┌────────

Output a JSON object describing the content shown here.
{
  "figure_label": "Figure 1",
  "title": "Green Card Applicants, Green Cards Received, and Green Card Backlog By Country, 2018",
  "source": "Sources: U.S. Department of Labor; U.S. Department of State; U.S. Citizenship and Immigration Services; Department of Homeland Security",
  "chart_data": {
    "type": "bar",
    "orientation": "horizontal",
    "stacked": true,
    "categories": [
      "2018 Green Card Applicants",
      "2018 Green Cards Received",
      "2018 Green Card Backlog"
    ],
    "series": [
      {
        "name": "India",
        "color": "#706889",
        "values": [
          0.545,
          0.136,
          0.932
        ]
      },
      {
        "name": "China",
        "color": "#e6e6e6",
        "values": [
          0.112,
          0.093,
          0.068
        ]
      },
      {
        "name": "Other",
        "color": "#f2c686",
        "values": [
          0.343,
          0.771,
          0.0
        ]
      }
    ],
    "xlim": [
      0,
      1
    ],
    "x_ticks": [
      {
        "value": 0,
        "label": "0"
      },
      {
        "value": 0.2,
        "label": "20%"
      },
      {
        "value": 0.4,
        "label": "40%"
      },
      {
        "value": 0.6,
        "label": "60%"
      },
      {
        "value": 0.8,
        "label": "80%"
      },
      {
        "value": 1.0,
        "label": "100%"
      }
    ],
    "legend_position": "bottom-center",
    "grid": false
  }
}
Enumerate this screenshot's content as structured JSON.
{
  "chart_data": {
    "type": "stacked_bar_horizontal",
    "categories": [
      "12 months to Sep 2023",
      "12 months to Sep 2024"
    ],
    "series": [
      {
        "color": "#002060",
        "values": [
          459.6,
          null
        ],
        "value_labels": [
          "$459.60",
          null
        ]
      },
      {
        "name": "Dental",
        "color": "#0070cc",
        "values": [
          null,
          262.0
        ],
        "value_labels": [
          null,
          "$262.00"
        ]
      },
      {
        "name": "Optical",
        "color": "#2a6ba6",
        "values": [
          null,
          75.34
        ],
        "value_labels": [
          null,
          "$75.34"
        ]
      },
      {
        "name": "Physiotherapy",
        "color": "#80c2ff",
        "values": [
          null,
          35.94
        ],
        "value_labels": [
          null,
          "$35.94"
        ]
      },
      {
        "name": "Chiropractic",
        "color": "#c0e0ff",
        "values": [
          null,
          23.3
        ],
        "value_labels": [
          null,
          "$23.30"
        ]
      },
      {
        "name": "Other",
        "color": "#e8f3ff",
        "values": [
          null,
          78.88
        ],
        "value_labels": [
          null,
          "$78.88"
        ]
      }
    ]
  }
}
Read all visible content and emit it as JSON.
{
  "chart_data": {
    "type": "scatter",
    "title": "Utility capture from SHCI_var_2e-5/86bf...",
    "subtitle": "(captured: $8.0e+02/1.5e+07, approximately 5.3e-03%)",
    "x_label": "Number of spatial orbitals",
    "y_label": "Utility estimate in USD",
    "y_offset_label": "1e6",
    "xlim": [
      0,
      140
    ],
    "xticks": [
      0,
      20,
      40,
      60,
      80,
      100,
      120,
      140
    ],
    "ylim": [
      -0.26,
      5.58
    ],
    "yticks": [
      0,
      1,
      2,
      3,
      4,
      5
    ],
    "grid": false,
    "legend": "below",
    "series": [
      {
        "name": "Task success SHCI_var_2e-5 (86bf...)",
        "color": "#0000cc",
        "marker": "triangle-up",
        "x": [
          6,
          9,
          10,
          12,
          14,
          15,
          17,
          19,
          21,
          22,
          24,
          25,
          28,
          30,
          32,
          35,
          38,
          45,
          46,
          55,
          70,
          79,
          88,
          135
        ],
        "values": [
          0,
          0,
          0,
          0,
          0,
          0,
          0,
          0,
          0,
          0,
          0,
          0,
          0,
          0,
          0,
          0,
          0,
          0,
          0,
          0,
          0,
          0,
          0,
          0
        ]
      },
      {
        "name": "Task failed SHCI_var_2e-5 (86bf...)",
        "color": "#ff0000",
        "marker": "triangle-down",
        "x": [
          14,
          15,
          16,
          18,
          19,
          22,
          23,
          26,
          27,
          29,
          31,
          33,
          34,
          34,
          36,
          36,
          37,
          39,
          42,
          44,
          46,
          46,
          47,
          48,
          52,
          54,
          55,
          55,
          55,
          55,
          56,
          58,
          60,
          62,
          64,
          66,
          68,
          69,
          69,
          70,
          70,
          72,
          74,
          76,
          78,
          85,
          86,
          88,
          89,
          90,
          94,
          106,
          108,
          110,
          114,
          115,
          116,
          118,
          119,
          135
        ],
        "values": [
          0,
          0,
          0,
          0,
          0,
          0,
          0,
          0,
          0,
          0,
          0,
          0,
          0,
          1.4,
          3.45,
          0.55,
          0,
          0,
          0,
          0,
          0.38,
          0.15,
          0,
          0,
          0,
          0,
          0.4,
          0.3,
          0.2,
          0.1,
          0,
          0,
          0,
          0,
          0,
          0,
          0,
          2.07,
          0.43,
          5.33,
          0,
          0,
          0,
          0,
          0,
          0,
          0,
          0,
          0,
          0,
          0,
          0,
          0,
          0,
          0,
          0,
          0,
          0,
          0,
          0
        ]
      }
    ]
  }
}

└────────

The task:
Exactly as written above, please repeat the entries.

Task output:
Output a JSON object describing the content shown here.
{
  "figure_label": "Figure 1",
  "title": "Green Card Applicants, Green Cards Received, and Green Card Backlog By Country, 2018",
  "source": "Sources: U.S. Department of Labor; U.S. Department of State; U.S. Citizenship and Immigration Services; Department of Homeland Security",
  "chart_data": {
    "type": "bar",
    "orientation": "horizontal",
    "stacked": true,
    "categories": [
      "2018 Green Card Applicants",
      "2018 Green Cards Received",
      "2018 Green Card Backlog"
    ],
    "series": [
      {
        "name": "India",
        "color": "#706889",
        "values": [
          0.545,
          0.136,
          0.932
        ]
      },
      {
        "name": "China",
        "color": "#e6e6e6",
        "values": [
          0.112,
          0.093,
          0.068
        ]
      },
      {
        "name": "Other",
        "color": "#f2c686",
        "values": [
          0.343,
          0.771,
          0.0
        ]
      }
    ],
    "xlim": [
      0,
      1
    ],
    "x_ticks": [
      {
        "value": 0,
        "label": "0"
      },
      {
        "value": 0.2,
        "label": "20%"
      },
      {
        "value": 0.4,
        "label": "40%"
      },
      {
        "value": 0.6,
        "label": "60%"
      },
      {
        "value": 0.8,
        "label": "80%"
      },
      {
        "value": 1.0,
        "label": "100%"
      }
    ],
    "legend_position": "bottom-center",
    "grid": false
  }
}
Enumerate this screenshot's content as structured JSON.
{
  "chart_data": {
    "type": "stacked_bar_horizontal",
    "categories": [
      "12 months to Sep 2023",
      "12 months to Sep 2024"
    ],
    "series": [
      {
        "color": "#002060",
        "values": [
          459.6,
          null
        ],
        "value_labels": [
          "$459.60",
          null
        ]
      },
      {
        "name": "Dental",
        "color": "#0070cc",
        "values": [
          null,
          262.0
        ],
        "value_labels": [
          null,
          "$262.00"
        ]
      },
      {
        "name": "Optical",
        "color": "#2a6ba6",
        "values": [
          null,
          75.34
        ],
        "value_labels": [
          null,
          "$75.34"
        ]
      },
      {
        "name": "Physiotherapy",
        "color": "#80c2ff",
        "values": [
          null,
          35.94
        ],
        "value_labels": [
          null,
          "$35.94"
        ]
      },
      {
        "name": "Chiropractic",
        "color": "#c0e0ff",
        "values": [
          null,
          23.3
        ],
        "value_labels": [
          null,
          "$23.30"
        ]
      },
      {
        "name": "Other",
        "color": "#e8f3ff",
        "values": [
          null,
          78.88
        ],
        "value_labels": [
          null,
          "$78.88"
        ]
      }
    ]
  }
}
Read all visible content and emit it as JSON.
{
  "chart_data": {
    "type": "scatter",
    "title": "Utility capture from SHCI_var_2e-5/86bf...",
    "subtitle": "(captured: $8.0e+02/1.5e+07, approximately 5.3e-03%)",
    "x_label": "Number of spatial orbitals",
    "y_label": "Utility estimate in USD",
    "y_offset_label": "1e6",
    "xlim": [
      0,
      140
    ],
    "xticks": [
      0,
      20,
      40,
      60,
      80,
      100,
      120,
      140
    ],
    "ylim": [
      -0.26,
      5.58
    ],
    "yticks": [
      0,
      1,
      2,
      3,
      4,
      5
    ],
    "grid": false,
    "legend": "below",
    "series": [
      {
        "name": "Task success SHCI_var_2e-5 (86bf...)",
        "color": "#0000cc",
        "marker": "triangle-up",
        "x": [
          6,
          9,
          10,
          12,
          14,
          15,
          17,
          19,
          21,
          22,
          24,
          25,
          28,
          30,
          32,
          35,
          38,
          45,
          46,
          55,
          70,
          79,
          88,
          135
        ],
        "values": [
          0,
          0,
          0,
          0,
          0,
          0,
          0,
          0,
          0,
          0,
          0,
          0,
          0,
          0,
          0,
          0,
          0,
          0,
          0,
          0,
          0,
          0,
          0,
          0
        ]
      },
      {
        "name": "Task failed SHCI_var_2e-5 (86bf...)",
        "color": "#ff0000",
        "marker": "triangle-down",
        "x": [
          14,
          15,
          16,
          18,
          19,
          22,
          23,
          26,
          27,
          29,
          31,
          33,
          34,
          34,
          36,
          36,
          37,
          39,
          42,
          44,
          46,
          46,
          47,
          48,
          52,
          54,
          55,
          55,
          55,
          55,
          56,
          58,
          60,
          62,
          64,
          66,
          68,
          69,
          69,
          70,
          70,
          72,
          74,
          76,
          78,
          85,
          86,
          88,
          89,
          90,
          94,
          106,
          108,
          110,
          114,
          115,
          116,
          118,
          119,
          135
        ],
        "values": [
          0,
          0,
          0,
          0,
          0,
          0,
          0,
          0,
          0,
          0,
          0,
          0,
          0,
          1.4,
          3.45,
          0.55,
          0,
          0,
          0,
          0,
          0.38,
          0.15,
          0,
          0,
          0,
          0,
          0.4,
          0.3,
          0.2,
          0.1,
          0,
          0,
          0,
          0,
          0,
          0,
          0,
          2.07,
          0.43,
          5.33,
          0,
          0,
          0,
          0,
          0,
          0,
          0,
          0,
          0,
          0,
          0,
          0,
          0,
          0,
          0,
          0,
          0,
          0,
          0,
          0
        ]
      }
    ]
  }
}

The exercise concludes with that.